**Task brief:**
Repeat each record exactly. Any picture gets left out.

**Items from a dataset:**
┌──

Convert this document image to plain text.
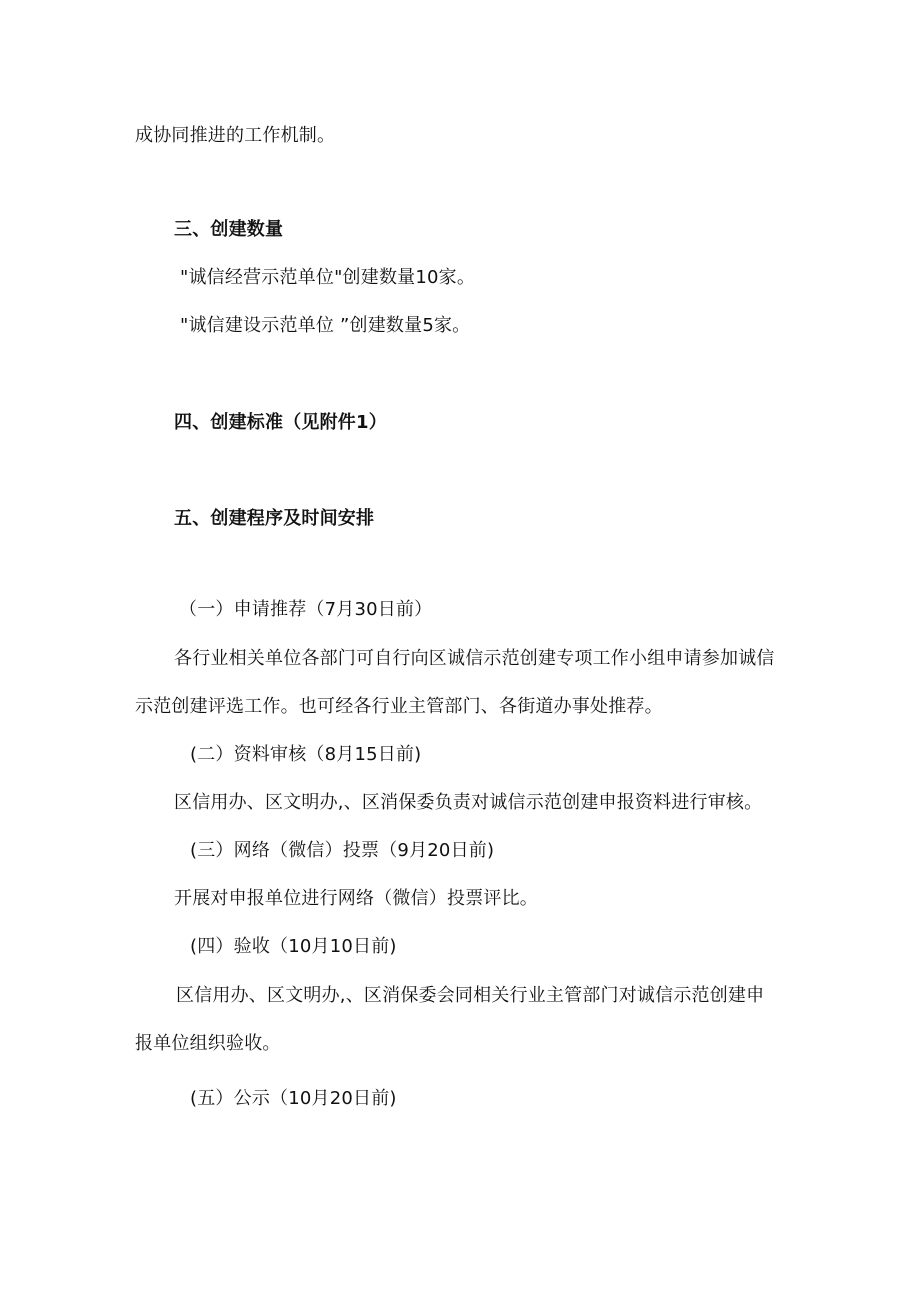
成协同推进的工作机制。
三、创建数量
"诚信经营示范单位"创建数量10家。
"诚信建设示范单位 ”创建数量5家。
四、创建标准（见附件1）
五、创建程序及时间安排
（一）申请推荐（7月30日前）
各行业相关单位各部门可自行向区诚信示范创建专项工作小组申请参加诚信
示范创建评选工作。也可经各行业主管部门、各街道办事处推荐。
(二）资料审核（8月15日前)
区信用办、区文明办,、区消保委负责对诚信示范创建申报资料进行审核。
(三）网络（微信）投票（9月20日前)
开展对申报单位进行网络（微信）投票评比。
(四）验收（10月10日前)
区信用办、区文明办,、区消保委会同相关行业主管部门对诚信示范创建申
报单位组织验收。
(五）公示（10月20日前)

└──

**Final answer:**
Convert this document image to plain text.
成协同推进的工作机制。
三、创建数量
"诚信经营示范单位"创建数量10家。
"诚信建设示范单位 ”创建数量5家。
四、创建标准（见附件1）
五、创建程序及时间安排
（一）申请推荐（7月30日前）
各行业相关单位各部门可自行向区诚信示范创建专项工作小组申请参加诚信
示范创建评选工作。也可经各行业主管部门、各街道办事处推荐。
(二）资料审核（8月15日前)
区信用办、区文明办,、区消保委负责对诚信示范创建申报资料进行审核。
(三）网络（微信）投票（9月20日前)
开展对申报单位进行网络（微信）投票评比。
(四）验收（10月10日前)
区信用办、区文明办,、区消保委会同相关行业主管部门对诚信示范创建申
报单位组织验收。
(五）公示（10月20日前)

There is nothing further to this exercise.